__WHAT YOU SHOULD DO__
Each line below should be quoted exactly, please.

__Dataset records__
++++

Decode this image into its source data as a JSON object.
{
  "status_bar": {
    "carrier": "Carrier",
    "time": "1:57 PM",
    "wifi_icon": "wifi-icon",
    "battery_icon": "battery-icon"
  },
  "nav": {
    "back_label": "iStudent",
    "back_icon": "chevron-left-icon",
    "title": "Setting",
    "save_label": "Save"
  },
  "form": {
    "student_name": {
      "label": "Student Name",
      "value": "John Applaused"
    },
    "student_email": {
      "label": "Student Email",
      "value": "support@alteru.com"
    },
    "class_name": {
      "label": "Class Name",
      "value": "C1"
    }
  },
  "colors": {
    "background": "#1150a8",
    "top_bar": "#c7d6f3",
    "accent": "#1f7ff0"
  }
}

++++

__RESPONSE FOR THIS EXERCISE__
Decode this image into its source data as a JSON object.
{
  "status_bar": {
    "carrier": "Carrier",
    "time": "1:57 PM",
    "wifi_icon": "wifi-icon",
    "battery_icon": "battery-icon"
  },
  "nav": {
    "back_label": "iStudent",
    "back_icon": "chevron-left-icon",
    "title": "Setting",
    "save_label": "Save"
  },
  "form": {
    "student_name": {
      "label": "Student Name",
      "value": "John Applaused"
    },
    "student_email": {
      "label": "Student Email",
      "value": "support@alteru.com"
    },
    "class_name": {
      "label": "Class Name",
      "value": "C1"
    }
  },
  "colors": {
    "background": "#1150a8",
    "top_bar": "#c7d6f3",
    "accent": "#1f7ff0"
  }
}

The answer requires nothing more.